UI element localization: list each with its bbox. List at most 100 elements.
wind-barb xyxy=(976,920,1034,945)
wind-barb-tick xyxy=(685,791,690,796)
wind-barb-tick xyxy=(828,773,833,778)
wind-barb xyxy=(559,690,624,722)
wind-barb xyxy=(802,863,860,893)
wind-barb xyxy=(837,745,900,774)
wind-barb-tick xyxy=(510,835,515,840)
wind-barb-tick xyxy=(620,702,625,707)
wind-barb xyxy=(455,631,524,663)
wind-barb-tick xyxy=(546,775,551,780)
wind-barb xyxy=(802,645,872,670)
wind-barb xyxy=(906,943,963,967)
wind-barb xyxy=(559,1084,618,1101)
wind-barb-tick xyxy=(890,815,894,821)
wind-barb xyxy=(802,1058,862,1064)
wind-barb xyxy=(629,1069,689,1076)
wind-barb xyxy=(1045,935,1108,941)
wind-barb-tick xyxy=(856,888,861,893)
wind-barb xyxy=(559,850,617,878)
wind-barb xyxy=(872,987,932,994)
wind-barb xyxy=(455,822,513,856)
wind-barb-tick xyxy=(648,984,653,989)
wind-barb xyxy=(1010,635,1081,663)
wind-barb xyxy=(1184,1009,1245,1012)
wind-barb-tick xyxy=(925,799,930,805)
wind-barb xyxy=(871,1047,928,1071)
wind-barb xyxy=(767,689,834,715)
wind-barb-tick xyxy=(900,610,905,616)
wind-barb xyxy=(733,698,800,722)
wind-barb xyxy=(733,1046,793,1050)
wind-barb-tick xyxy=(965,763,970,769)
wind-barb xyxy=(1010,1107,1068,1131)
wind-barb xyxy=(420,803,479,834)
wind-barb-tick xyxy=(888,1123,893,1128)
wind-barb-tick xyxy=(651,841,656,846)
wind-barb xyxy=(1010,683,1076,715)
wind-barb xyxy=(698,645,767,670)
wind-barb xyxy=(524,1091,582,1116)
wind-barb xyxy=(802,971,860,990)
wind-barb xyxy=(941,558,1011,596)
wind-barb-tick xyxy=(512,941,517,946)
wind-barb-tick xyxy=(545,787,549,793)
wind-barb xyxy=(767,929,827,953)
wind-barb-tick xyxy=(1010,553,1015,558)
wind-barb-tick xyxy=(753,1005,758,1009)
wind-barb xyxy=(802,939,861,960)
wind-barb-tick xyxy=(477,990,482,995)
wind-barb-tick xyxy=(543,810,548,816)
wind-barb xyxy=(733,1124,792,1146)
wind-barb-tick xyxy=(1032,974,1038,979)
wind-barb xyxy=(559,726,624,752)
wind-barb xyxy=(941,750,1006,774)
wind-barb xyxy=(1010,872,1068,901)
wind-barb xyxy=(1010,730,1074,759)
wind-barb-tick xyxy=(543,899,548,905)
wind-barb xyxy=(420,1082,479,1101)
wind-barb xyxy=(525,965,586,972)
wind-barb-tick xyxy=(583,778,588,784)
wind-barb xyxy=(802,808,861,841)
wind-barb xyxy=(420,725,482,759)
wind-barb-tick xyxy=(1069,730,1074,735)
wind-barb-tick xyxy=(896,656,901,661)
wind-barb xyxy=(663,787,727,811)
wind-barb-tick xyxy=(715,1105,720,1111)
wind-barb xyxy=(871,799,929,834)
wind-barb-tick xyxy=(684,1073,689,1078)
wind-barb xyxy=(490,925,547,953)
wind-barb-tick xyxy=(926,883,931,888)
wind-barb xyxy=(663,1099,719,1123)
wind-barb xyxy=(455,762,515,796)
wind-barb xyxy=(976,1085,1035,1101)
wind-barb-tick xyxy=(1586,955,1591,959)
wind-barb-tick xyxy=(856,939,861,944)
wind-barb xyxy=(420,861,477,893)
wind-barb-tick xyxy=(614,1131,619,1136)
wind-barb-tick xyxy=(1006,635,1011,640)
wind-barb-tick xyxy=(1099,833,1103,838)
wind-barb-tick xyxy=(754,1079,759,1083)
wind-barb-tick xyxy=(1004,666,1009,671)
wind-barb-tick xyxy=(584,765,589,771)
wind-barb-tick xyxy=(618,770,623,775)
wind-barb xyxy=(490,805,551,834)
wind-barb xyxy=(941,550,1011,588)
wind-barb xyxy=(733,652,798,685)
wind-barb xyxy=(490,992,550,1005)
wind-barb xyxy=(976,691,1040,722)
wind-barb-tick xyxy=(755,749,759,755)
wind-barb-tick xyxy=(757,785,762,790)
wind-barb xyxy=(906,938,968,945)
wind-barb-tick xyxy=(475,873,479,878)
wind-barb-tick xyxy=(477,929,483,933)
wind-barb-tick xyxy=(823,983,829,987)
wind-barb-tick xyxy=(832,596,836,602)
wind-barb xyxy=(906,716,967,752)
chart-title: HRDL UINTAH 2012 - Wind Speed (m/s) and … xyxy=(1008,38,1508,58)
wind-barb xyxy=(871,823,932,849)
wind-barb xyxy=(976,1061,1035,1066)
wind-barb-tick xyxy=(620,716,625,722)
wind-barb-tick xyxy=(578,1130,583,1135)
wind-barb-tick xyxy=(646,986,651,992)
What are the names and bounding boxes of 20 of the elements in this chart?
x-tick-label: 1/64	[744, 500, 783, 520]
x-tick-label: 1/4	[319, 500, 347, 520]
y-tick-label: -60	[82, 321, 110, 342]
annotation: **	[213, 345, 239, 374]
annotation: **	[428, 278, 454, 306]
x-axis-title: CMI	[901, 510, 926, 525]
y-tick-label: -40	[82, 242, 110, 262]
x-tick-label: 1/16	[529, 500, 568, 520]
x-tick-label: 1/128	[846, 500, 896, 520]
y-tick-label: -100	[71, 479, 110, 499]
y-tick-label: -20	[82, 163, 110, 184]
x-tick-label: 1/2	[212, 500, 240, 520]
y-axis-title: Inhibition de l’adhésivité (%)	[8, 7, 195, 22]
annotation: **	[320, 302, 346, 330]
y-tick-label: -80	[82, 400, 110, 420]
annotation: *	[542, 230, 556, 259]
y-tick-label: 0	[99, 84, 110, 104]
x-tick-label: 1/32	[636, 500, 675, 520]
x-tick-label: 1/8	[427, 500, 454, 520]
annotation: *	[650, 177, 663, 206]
--
Your task
Can you arrange every line of the listing above as a Markdown table with the columns "No." and "Line", numbering the rows and leaving out any blank lines?

Full solution
| No. | Line |
|---|---|
| 1 | UI element localization: list each with its bbox. List at most 100 elements. |
| 2 | wind-barb xyxy=(976,920,1034,945) |
| 3 | wind-barb-tick xyxy=(685,791,690,796) |
| 4 | wind-barb-tick xyxy=(828,773,833,778) |
| 5 | wind-barb xyxy=(559,690,624,722) |
| 6 | wind-barb xyxy=(802,863,860,893) |
| 7 | wind-barb xyxy=(837,745,900,774) |
| 8 | wind-barb-tick xyxy=(510,835,515,840) |
| 9 | wind-barb-tick xyxy=(620,702,625,707) |
| 10 | wind-barb xyxy=(455,631,524,663) |
| 11 | wind-barb-tick xyxy=(546,775,551,780) |
| 12 | wind-barb xyxy=(802,645,872,670) |
| 13 | wind-barb xyxy=(906,943,963,967) |
| 14 | wind-barb xyxy=(559,1084,618,1101) |
| 15 | wind-barb-tick xyxy=(890,815,894,821) |
| 16 | wind-barb xyxy=(802,1058,862,1064) |
| 17 | wind-barb xyxy=(629,1069,689,1076) |
| 18 | wind-barb xyxy=(1045,935,1108,941) |
| 19 | wind-barb-tick xyxy=(856,888,861,893) |
| 20 | wind-barb xyxy=(559,850,617,878) |
| 21 | wind-barb xyxy=(872,987,932,994) |
| 22 | wind-barb xyxy=(455,822,513,856) |
| 23 | wind-barb-tick xyxy=(648,984,653,989) |
| 24 | wind-barb xyxy=(1010,635,1081,663) |
| 25 | wind-barb xyxy=(1184,1009,1245,1012) |
| 26 | wind-barb-tick xyxy=(925,799,930,805) |
| 27 | wind-barb xyxy=(871,1047,928,1071) |
| 28 | wind-barb xyxy=(767,689,834,715) |
| 29 | wind-barb-tick xyxy=(900,610,905,616) |
| 30 | wind-barb xyxy=(733,698,800,722) |
| 31 | wind-barb xyxy=(733,1046,793,1050) |
| 32 | wind-barb-tick xyxy=(965,763,970,769) |
| 33 | wind-barb xyxy=(1010,1107,1068,1131) |
| 34 | wind-barb xyxy=(420,803,479,834) |
| 35 | wind-barb-tick xyxy=(888,1123,893,1128) |
| 36 | wind-barb-tick xyxy=(651,841,656,846) |
| 37 | wind-barb xyxy=(1010,683,1076,715) |
| 38 | wind-barb xyxy=(698,645,767,670) |
| 39 | wind-barb xyxy=(524,1091,582,1116) |
| 40 | wind-barb xyxy=(802,971,860,990) |
| 41 | wind-barb xyxy=(941,558,1011,596) |
| 42 | wind-barb-tick xyxy=(512,941,517,946) |
| 43 | wind-barb-tick xyxy=(545,787,549,793) |
| 44 | wind-barb xyxy=(767,929,827,953) |
| 45 | wind-barb-tick xyxy=(1010,553,1015,558) |
| 46 | wind-barb-tick xyxy=(753,1005,758,1009) |
| 47 | wind-barb xyxy=(802,939,861,960) |
| 48 | wind-barb-tick xyxy=(477,990,482,995) |
| 49 | wind-barb-tick xyxy=(543,810,548,816) |
| 50 | wind-barb xyxy=(733,1124,792,1146) |
| 51 | wind-barb-tick xyxy=(1032,974,1038,979) |
| 52 | wind-barb xyxy=(559,726,624,752) |
| 53 | wind-barb xyxy=(941,750,1006,774) |
| 54 | wind-barb xyxy=(1010,872,1068,901) |
| 55 | wind-barb xyxy=(1010,730,1074,759) |
| 56 | wind-barb-tick xyxy=(543,899,548,905) |
| 57 | wind-barb xyxy=(420,1082,479,1101) |
| 58 | wind-barb xyxy=(525,965,586,972) |
| 59 | wind-barb-tick xyxy=(583,778,588,784) |
| 60 | wind-barb xyxy=(802,808,861,841) |
| 61 | wind-barb xyxy=(420,725,482,759) |
| 62 | wind-barb-tick xyxy=(1069,730,1074,735) |
| 63 | wind-barb-tick xyxy=(896,656,901,661) |
| 64 | wind-barb xyxy=(663,787,727,811) |
| 65 | wind-barb-tick xyxy=(715,1105,720,1111) |
| 66 | wind-barb xyxy=(871,799,929,834) |
| 67 | wind-barb-tick xyxy=(684,1073,689,1078) |
| 68 | wind-barb xyxy=(490,925,547,953) |
| 69 | wind-barb-tick xyxy=(926,883,931,888) |
| 70 | wind-barb xyxy=(663,1099,719,1123) |
| 71 | wind-barb xyxy=(455,762,515,796) |
| 72 | wind-barb xyxy=(976,1085,1035,1101) |
| 73 | wind-barb-tick xyxy=(1586,955,1591,959) |
| 74 | wind-barb-tick xyxy=(856,939,861,944) |
| 75 | wind-barb xyxy=(420,861,477,893) |
| 76 | wind-barb-tick xyxy=(614,1131,619,1136) |
| 77 | wind-barb-tick xyxy=(1006,635,1011,640) |
| 78 | wind-barb-tick xyxy=(1099,833,1103,838) |
| 79 | wind-barb-tick xyxy=(754,1079,759,1083) |
| 80 | wind-barb-tick xyxy=(1004,666,1009,671) |
| 81 | wind-barb-tick xyxy=(584,765,589,771) |
| 82 | wind-barb-tick xyxy=(618,770,623,775) |
| 83 | wind-barb xyxy=(490,805,551,834) |
| 84 | wind-barb xyxy=(941,550,1011,588) |
| 85 | wind-barb xyxy=(733,652,798,685) |
| 86 | wind-barb xyxy=(490,992,550,1005) |
| 87 | wind-barb xyxy=(976,691,1040,722) |
| 88 | wind-barb-tick xyxy=(755,749,759,755) |
| 89 | wind-barb-tick xyxy=(757,785,762,790) |
| 90 | wind-barb xyxy=(906,938,968,945) |
| 91 | wind-barb-tick xyxy=(475,873,479,878) |
| 92 | wind-barb-tick xyxy=(477,929,483,933) |
| 93 | wind-barb-tick xyxy=(823,983,829,987) |
| 94 | wind-barb-tick xyxy=(832,596,836,602) |
| 95 | wind-barb xyxy=(906,716,967,752) |
| 96 | chart-title: HRDL UINTAH 2012 - Wind Speed (m/s) and … xyxy=(1008,38,1508,58) |
| 97 | wind-barb xyxy=(871,823,932,849) |
| 98 | wind-barb xyxy=(976,1061,1035,1066) |
| 99 | wind-barb-tick xyxy=(620,716,625,722) |
| 100 | wind-barb-tick xyxy=(578,1130,583,1135) |
| 101 | wind-barb-tick xyxy=(646,986,651,992) |
| 102 | What are the names and bounding boxes of 20 of the elements in this chart? |
| 103 | x-tick-label: 1/64	[744, 500, 783, 520] |
| 104 | x-tick-label: 1/4	[319, 500, 347, 520] |
| 105 | y-tick-label: -60	[82, 321, 110, 342] |
| 106 | annotation: **	[213, 345, 239, 374] |
| 107 | annotation: **	[428, 278, 454, 306] |
| 108 | x-axis-title: CMI	[901, 510, 926, 525] |
| 109 | y-tick-label: -40	[82, 242, 110, 262] |
| 110 | x-tick-label: 1/16	[529, 500, 568, 520] |
| 111 | x-tick-label: 1/128	[846, 500, 896, 520] |
| 112 | y-tick-label: -100	[71, 479, 110, 499] |
| 113 | y-tick-label: -20	[82, 163, 110, 184] |
| 114 | x-tick-label: 1/2	[212, 500, 240, 520] |
| 115 | y-axis-title: Inhibition de l’adhésivité (%)	[8, 7, 195, 22] |
| 116 | annotation: **	[320, 302, 346, 330] |
| 117 | y-tick-label: -80	[82, 400, 110, 420] |
| 118 | annotation: *	[542, 230, 556, 259] |
| 119 | y-tick-label: 0	[99, 84, 110, 104] |
| 120 | x-tick-label: 1/32	[636, 500, 675, 520] |
| 121 | x-tick-label: 1/8	[427, 500, 454, 520] |
| 122 | annotation: *	[650, 177, 663, 206] |